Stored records
________________________

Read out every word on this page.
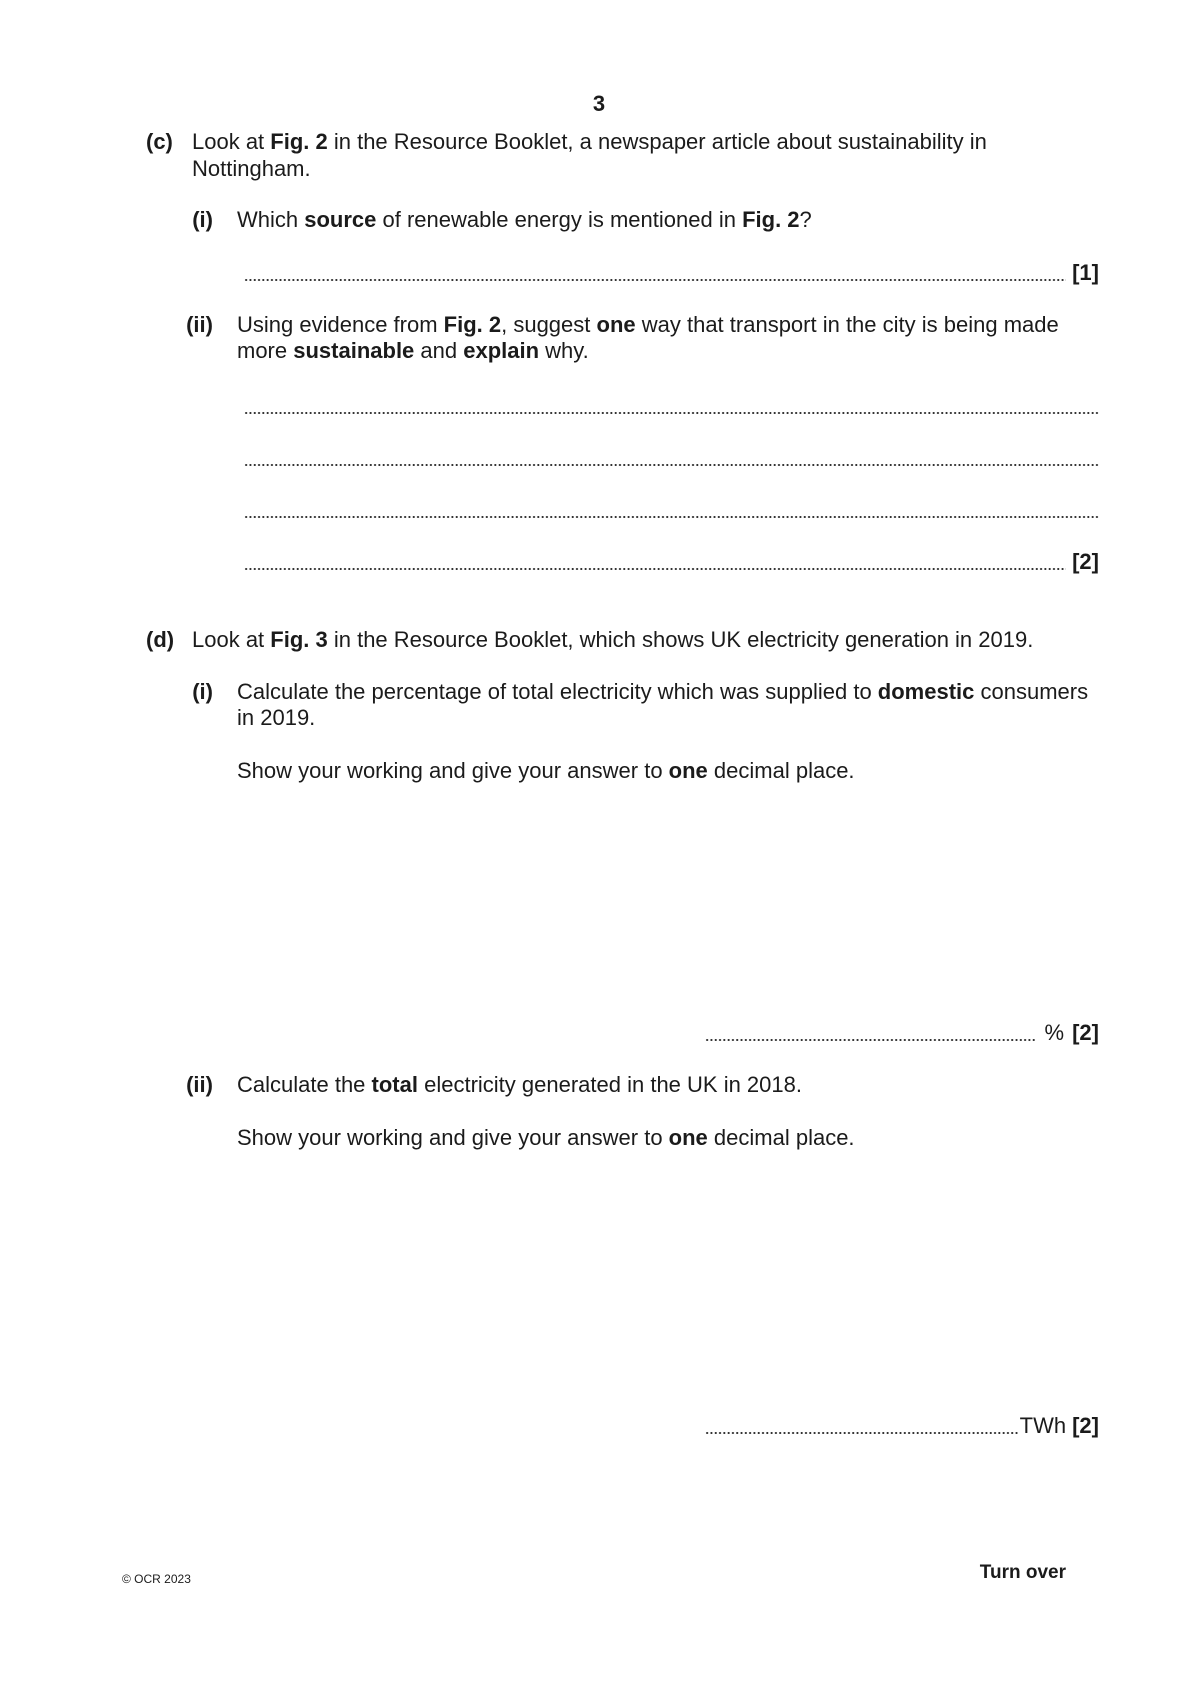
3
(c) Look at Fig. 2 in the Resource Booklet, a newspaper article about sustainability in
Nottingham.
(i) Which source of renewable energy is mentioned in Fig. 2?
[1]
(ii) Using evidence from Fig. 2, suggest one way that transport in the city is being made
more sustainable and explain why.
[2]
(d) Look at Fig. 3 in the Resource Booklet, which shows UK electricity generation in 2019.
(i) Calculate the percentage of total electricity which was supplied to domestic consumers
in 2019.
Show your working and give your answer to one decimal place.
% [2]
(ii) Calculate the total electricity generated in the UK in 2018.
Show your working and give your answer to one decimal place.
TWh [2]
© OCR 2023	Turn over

________________________

TASK BRIEF
Lines that hold the word "electricity" are the ones to return, every one of them.

THE ANSWER
(d) Look at Fig. 3 in the Resource Booklet, which shows UK electricity generation in 2019.
(i) Calculate the percentage of total electricity which was supplied to domestic consumers
(ii) Calculate the total electricity generated in the UK in 2018.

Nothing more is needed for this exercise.